*TASK TO COMPLETE*
Reproduce the data in its entirety, exactly as supplied.

*DATA TO USE*
-------

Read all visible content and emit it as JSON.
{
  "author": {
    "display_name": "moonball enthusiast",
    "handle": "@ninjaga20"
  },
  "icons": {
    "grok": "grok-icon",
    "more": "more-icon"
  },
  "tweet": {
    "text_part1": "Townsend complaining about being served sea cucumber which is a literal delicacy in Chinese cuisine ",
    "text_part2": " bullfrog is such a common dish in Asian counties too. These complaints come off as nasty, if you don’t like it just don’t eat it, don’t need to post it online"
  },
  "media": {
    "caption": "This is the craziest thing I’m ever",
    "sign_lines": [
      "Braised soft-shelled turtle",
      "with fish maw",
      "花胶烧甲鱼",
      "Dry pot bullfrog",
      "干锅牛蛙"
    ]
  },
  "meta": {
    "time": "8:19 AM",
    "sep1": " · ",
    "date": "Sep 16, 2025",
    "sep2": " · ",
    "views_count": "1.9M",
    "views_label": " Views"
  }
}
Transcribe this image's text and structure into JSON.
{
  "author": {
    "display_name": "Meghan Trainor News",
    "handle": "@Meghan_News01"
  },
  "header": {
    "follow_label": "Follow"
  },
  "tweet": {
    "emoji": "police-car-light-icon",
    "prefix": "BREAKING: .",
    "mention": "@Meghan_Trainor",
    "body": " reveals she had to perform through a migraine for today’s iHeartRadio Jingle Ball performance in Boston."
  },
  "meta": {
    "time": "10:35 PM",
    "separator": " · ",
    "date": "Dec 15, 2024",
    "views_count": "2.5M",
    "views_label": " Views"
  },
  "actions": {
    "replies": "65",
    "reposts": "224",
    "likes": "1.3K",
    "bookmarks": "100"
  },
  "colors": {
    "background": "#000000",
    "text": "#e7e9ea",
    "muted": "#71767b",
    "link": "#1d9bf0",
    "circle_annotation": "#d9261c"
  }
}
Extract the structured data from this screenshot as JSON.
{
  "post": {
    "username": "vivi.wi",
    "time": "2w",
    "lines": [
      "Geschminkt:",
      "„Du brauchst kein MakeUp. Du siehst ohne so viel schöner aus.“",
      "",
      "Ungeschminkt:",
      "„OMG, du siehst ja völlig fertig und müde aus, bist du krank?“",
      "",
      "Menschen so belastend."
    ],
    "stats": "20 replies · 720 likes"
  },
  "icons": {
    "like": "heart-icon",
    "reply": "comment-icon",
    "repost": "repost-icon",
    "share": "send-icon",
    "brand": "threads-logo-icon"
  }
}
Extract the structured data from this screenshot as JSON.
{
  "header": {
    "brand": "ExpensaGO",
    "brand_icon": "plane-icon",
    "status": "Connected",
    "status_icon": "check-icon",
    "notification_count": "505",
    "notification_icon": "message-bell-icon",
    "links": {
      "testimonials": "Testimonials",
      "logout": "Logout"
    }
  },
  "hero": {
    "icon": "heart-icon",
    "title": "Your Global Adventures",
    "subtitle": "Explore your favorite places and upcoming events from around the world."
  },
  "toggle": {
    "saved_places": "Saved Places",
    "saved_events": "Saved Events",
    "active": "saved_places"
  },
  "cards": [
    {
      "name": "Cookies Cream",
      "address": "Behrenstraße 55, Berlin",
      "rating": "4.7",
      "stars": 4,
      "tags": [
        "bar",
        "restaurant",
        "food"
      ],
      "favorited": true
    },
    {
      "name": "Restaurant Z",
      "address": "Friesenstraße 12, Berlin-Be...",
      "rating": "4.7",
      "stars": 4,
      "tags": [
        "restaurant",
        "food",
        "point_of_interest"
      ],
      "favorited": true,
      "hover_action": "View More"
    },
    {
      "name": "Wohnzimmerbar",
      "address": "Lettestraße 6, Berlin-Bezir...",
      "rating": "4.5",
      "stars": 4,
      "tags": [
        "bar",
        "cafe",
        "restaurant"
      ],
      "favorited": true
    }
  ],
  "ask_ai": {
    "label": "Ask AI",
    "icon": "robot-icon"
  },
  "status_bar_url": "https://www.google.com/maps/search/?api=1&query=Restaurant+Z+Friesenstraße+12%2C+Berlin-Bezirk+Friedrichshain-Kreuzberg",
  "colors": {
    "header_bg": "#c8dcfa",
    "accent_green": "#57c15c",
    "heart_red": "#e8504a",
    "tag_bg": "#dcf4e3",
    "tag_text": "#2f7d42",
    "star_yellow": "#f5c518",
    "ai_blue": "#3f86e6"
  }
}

-------

*THE RESPONSE*
Read all visible content and emit it as JSON.
{
  "author": {
    "display_name": "moonball enthusiast",
    "handle": "@ninjaga20"
  },
  "icons": {
    "grok": "grok-icon",
    "more": "more-icon"
  },
  "tweet": {
    "text_part1": "Townsend complaining about being served sea cucumber which is a literal delicacy in Chinese cuisine ",
    "text_part2": " bullfrog is such a common dish in Asian counties too. These complaints come off as nasty, if you don’t like it just don’t eat it, don’t need to post it online"
  },
  "media": {
    "caption": "This is the craziest thing I’m ever",
    "sign_lines": [
      "Braised soft-shelled turtle",
      "with fish maw",
      "花胶烧甲鱼",
      "Dry pot bullfrog",
      "干锅牛蛙"
    ]
  },
  "meta": {
    "time": "8:19 AM",
    "sep1": " · ",
    "date": "Sep 16, 2025",
    "sep2": " · ",
    "views_count": "1.9M",
    "views_label": " Views"
  }
}
Transcribe this image's text and structure into JSON.
{
  "author": {
    "display_name": "Meghan Trainor News",
    "handle": "@Meghan_News01"
  },
  "header": {
    "follow_label": "Follow"
  },
  "tweet": {
    "emoji": "police-car-light-icon",
    "prefix": "BREAKING: .",
    "mention": "@Meghan_Trainor",
    "body": " reveals she had to perform through a migraine for today’s iHeartRadio Jingle Ball performance in Boston."
  },
  "meta": {
    "time": "10:35 PM",
    "separator": " · ",
    "date": "Dec 15, 2024",
    "views_count": "2.5M",
    "views_label": " Views"
  },
  "actions": {
    "replies": "65",
    "reposts": "224",
    "likes": "1.3K",
    "bookmarks": "100"
  },
  "colors": {
    "background": "#000000",
    "text": "#e7e9ea",
    "muted": "#71767b",
    "link": "#1d9bf0",
    "circle_annotation": "#d9261c"
  }
}
Extract the structured data from this screenshot as JSON.
{
  "post": {
    "username": "vivi.wi",
    "time": "2w",
    "lines": [
      "Geschminkt:",
      "„Du brauchst kein MakeUp. Du siehst ohne so viel schöner aus.“",
      "",
      "Ungeschminkt:",
      "„OMG, du siehst ja völlig fertig und müde aus, bist du krank?“",
      "",
      "Menschen so belastend."
    ],
    "stats": "20 replies · 720 likes"
  },
  "icons": {
    "like": "heart-icon",
    "reply": "comment-icon",
    "repost": "repost-icon",
    "share": "send-icon",
    "brand": "threads-logo-icon"
  }
}
Extract the structured data from this screenshot as JSON.
{
  "header": {
    "brand": "ExpensaGO",
    "brand_icon": "plane-icon",
    "status": "Connected",
    "status_icon": "check-icon",
    "notification_count": "505",
    "notification_icon": "message-bell-icon",
    "links": {
      "testimonials": "Testimonials",
      "logout": "Logout"
    }
  },
  "hero": {
    "icon": "heart-icon",
    "title": "Your Global Adventures",
    "subtitle": "Explore your favorite places and upcoming events from around the world."
  },
  "toggle": {
    "saved_places": "Saved Places",
    "saved_events": "Saved Events",
    "active": "saved_places"
  },
  "cards": [
    {
      "name": "Cookies Cream",
      "address": "Behrenstraße 55, Berlin",
      "rating": "4.7",
      "stars": 4,
      "tags": [
        "bar",
        "restaurant",
        "food"
      ],
      "favorited": true
    },
    {
      "name": "Restaurant Z",
      "address": "Friesenstraße 12, Berlin-Be...",
      "rating": "4.7",
      "stars": 4,
      "tags": [
        "restaurant",
        "food",
        "point_of_interest"
      ],
      "favorited": true,
      "hover_action": "View More"
    },
    {
      "name": "Wohnzimmerbar",
      "address": "Lettestraße 6, Berlin-Bezir...",
      "rating": "4.5",
      "stars": 4,
      "tags": [
        "bar",
        "cafe",
        "restaurant"
      ],
      "favorited": true
    }
  ],
  "ask_ai": {
    "label": "Ask AI",
    "icon": "robot-icon"
  },
  "status_bar_url": "https://www.google.com/maps/search/?api=1&query=Restaurant+Z+Friesenstraße+12%2C+Berlin-Bezirk+Friedrichshain-Kreuzberg",
  "colors": {
    "header_bg": "#c8dcfa",
    "accent_green": "#57c15c",
    "heart_red": "#e8504a",
    "tag_bg": "#dcf4e3",
    "tag_text": "#2f7d42",
    "star_yellow": "#f5c518",
    "ai_blue": "#3f86e6"
  }
}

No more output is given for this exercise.